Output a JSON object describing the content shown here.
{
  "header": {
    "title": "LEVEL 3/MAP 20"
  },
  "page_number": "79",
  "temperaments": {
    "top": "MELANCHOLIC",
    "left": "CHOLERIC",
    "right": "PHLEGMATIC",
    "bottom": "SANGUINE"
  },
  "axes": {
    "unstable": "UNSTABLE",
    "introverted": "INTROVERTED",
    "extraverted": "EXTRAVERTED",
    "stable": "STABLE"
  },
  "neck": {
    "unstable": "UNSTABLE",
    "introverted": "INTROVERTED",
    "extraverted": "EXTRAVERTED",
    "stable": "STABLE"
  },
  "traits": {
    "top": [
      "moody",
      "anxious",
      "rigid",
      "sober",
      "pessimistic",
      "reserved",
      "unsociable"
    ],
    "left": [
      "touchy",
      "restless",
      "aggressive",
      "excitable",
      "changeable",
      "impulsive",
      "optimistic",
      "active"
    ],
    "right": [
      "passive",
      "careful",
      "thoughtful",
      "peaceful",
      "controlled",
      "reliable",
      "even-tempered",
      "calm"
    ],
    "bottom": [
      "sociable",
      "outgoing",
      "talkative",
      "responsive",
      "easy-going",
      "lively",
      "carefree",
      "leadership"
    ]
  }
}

::::

## TASK
Please repeat the listing exactly, with nothing left out.

## SOLUTION TO THIS EXERCISE
Output a JSON object describing the content shown here.
{
  "header": {
    "title": "LEVEL 3/MAP 20"
  },
  "page_number": "79",
  "temperaments": {
    "top": "MELANCHOLIC",
    "left": "CHOLERIC",
    "right": "PHLEGMATIC",
    "bottom": "SANGUINE"
  },
  "axes": {
    "unstable": "UNSTABLE",
    "introverted": "INTROVERTED",
    "extraverted": "EXTRAVERTED",
    "stable": "STABLE"
  },
  "neck": {
    "unstable": "UNSTABLE",
    "introverted": "INTROVERTED",
    "extraverted": "EXTRAVERTED",
    "stable": "STABLE"
  },
  "traits": {
    "top": [
      "moody",
      "anxious",
      "rigid",
      "sober",
      "pessimistic",
      "reserved",
      "unsociable"
    ],
    "left": [
      "touchy",
      "restless",
      "aggressive",
      "excitable",
      "changeable",
      "impulsive",
      "optimistic",
      "active"
    ],
    "right": [
      "passive",
      "careful",
      "thoughtful",
      "peaceful",
      "controlled",
      "reliable",
      "even-tempered",
      "calm"
    ],
    "bottom": [
      "sociable",
      "outgoing",
      "talkative",
      "responsive",
      "easy-going",
      "lively",
      "carefree",
      "leadership"
    ]
  }
}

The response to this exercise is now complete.